■ Extracted data entries ■
[start]

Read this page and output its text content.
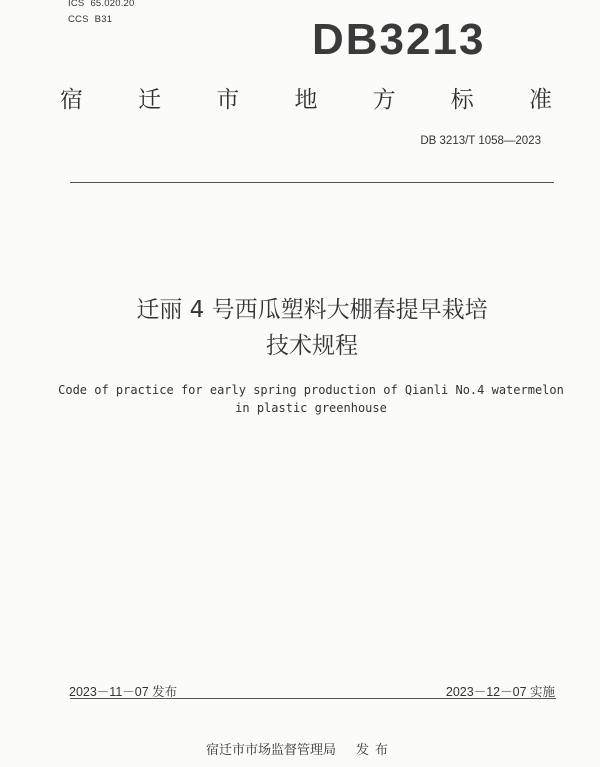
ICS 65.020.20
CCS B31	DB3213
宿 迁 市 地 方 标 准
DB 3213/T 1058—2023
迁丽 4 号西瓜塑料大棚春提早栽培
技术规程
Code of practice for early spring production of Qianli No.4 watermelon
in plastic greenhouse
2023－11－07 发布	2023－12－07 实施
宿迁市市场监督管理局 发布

[end]
[start]

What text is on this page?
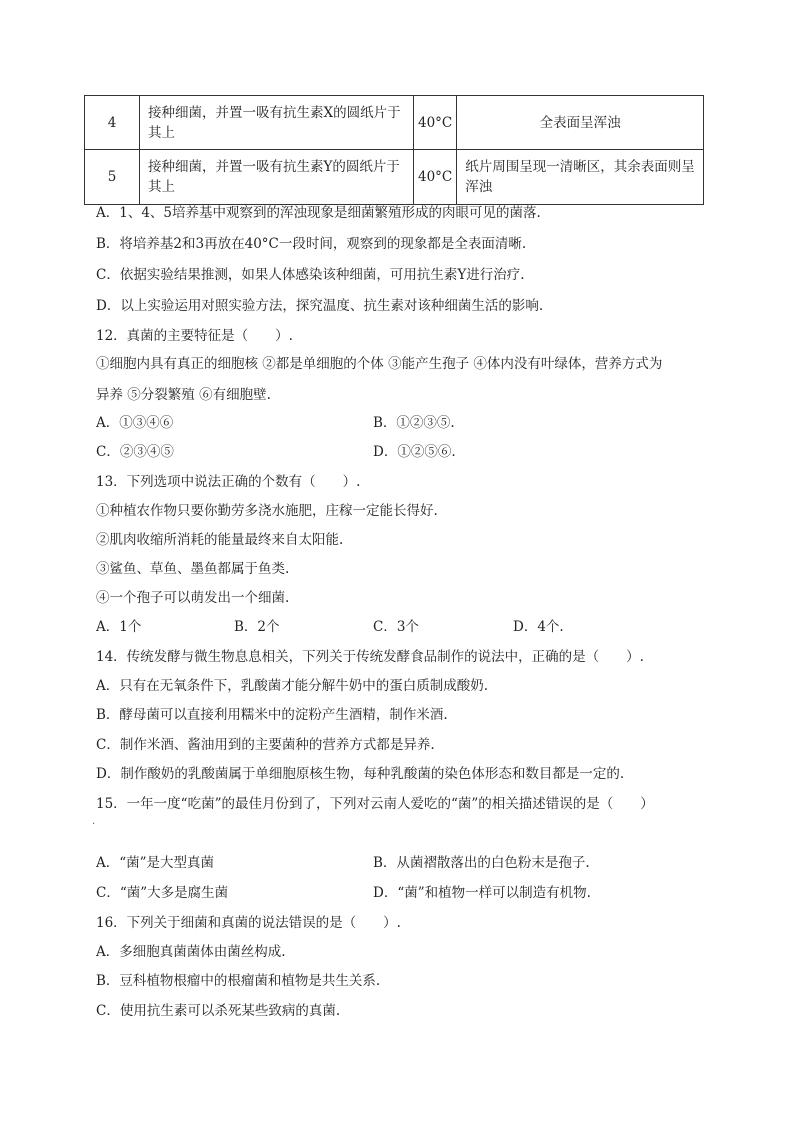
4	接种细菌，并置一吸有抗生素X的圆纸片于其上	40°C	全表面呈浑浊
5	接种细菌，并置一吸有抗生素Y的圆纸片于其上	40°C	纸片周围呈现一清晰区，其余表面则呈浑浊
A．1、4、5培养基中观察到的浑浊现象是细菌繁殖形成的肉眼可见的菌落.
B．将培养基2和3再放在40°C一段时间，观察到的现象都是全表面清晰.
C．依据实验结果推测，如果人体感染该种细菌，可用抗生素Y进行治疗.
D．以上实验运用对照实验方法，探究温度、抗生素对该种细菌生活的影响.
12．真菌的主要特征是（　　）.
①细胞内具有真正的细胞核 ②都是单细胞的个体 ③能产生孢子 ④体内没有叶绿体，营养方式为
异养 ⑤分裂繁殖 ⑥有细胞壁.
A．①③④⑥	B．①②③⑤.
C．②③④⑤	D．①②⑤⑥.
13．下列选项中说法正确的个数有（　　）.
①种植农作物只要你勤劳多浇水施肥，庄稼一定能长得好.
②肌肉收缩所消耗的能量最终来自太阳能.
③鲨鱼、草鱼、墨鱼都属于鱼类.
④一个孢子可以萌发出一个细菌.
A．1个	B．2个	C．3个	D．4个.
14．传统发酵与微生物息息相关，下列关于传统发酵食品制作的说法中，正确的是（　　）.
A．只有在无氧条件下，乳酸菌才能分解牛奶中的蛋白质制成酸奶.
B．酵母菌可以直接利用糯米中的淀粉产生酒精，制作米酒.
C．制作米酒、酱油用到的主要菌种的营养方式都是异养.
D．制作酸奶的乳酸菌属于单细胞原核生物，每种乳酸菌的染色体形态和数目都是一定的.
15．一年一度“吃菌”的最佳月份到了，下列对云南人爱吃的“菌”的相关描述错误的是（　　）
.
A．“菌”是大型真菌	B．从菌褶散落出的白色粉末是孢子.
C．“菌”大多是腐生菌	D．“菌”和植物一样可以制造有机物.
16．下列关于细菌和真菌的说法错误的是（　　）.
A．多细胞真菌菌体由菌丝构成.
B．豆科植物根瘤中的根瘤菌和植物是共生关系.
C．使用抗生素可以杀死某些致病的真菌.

[end]

■ Task description ■
Check each line of the records for the word "page" and extract those that contain it.

■ Reply to the task ■
Read this page and output its text content.
What text is on this page?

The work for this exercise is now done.